• GIVEN PROBLEM: Locate every line below that contains the word "this" and copy it.
○ ○ ○ ○ ○ ○ ○
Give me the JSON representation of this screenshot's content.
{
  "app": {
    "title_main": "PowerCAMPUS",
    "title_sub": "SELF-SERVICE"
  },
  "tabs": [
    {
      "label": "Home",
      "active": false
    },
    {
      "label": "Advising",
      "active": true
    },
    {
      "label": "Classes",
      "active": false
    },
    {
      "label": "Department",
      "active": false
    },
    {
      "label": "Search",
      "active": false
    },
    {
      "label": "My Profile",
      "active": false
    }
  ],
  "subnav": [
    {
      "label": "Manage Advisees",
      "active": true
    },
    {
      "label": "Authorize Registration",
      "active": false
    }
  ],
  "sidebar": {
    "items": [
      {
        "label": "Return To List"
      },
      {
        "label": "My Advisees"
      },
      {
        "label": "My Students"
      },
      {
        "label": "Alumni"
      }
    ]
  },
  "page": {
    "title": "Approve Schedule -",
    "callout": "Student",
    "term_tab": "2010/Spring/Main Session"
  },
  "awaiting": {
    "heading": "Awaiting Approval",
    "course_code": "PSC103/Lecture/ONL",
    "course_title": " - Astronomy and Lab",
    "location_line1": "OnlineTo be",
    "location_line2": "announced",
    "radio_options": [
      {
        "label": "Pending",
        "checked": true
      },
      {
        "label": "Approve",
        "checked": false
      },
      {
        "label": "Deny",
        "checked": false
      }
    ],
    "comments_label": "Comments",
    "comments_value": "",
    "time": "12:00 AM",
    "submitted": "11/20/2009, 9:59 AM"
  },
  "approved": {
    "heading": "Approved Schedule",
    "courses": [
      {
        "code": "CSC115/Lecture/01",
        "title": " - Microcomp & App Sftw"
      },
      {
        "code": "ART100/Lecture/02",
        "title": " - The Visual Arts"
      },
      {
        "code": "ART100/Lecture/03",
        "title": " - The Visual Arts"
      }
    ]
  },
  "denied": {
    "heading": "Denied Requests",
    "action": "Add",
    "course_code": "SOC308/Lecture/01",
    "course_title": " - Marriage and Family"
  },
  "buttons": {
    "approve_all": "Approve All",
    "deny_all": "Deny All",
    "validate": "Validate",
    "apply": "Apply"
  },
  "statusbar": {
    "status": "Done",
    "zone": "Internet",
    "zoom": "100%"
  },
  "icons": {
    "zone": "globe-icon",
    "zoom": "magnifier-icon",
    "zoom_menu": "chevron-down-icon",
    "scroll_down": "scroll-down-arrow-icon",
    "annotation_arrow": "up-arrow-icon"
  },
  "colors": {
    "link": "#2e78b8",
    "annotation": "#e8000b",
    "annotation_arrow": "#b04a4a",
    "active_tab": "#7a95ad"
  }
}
○ ○ ○ ○ ○ ○ ○
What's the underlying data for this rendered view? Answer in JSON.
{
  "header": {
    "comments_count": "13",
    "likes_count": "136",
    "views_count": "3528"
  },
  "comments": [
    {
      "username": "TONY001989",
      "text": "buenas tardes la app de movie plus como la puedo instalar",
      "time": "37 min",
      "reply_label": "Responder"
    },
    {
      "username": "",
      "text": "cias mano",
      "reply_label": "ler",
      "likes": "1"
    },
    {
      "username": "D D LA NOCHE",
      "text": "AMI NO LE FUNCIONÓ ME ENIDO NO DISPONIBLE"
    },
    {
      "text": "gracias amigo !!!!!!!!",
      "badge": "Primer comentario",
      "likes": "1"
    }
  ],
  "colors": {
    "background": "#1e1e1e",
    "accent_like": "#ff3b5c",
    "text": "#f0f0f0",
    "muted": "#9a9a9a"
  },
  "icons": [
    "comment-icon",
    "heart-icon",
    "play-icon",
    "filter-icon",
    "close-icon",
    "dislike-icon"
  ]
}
○ ○ ○ ○ ○ ○ ○
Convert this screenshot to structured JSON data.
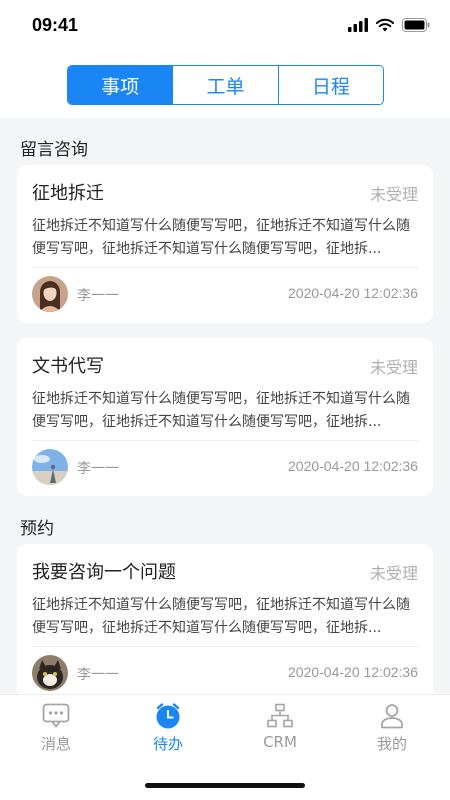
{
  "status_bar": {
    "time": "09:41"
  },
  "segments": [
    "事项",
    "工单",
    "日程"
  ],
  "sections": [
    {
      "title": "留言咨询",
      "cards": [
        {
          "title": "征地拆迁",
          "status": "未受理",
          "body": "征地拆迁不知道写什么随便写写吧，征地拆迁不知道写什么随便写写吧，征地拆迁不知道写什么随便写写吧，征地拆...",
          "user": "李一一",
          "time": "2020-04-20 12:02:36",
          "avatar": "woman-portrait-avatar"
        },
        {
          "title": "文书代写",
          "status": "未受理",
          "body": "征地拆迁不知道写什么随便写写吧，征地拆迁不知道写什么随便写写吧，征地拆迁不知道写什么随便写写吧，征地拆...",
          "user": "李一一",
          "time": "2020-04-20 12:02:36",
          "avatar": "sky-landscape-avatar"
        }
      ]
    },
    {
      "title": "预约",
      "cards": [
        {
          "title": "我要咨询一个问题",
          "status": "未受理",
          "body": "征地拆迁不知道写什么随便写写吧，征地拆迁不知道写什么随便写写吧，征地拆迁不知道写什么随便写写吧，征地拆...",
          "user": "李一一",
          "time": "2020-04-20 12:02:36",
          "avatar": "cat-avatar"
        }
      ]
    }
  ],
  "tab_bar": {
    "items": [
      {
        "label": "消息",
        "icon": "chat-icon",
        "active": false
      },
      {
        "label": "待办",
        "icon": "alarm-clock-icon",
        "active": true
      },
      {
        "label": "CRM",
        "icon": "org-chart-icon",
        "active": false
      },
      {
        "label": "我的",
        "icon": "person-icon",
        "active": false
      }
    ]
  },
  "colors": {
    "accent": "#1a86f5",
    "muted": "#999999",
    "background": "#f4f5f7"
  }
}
○ ○ ○ ○ ○ ○ ○
• TASK RESULT:
Give me the JSON representation of this screenshot's content.
What's the underlying data for this rendered view? Answer in JSON.
Convert this screenshot to structured JSON data.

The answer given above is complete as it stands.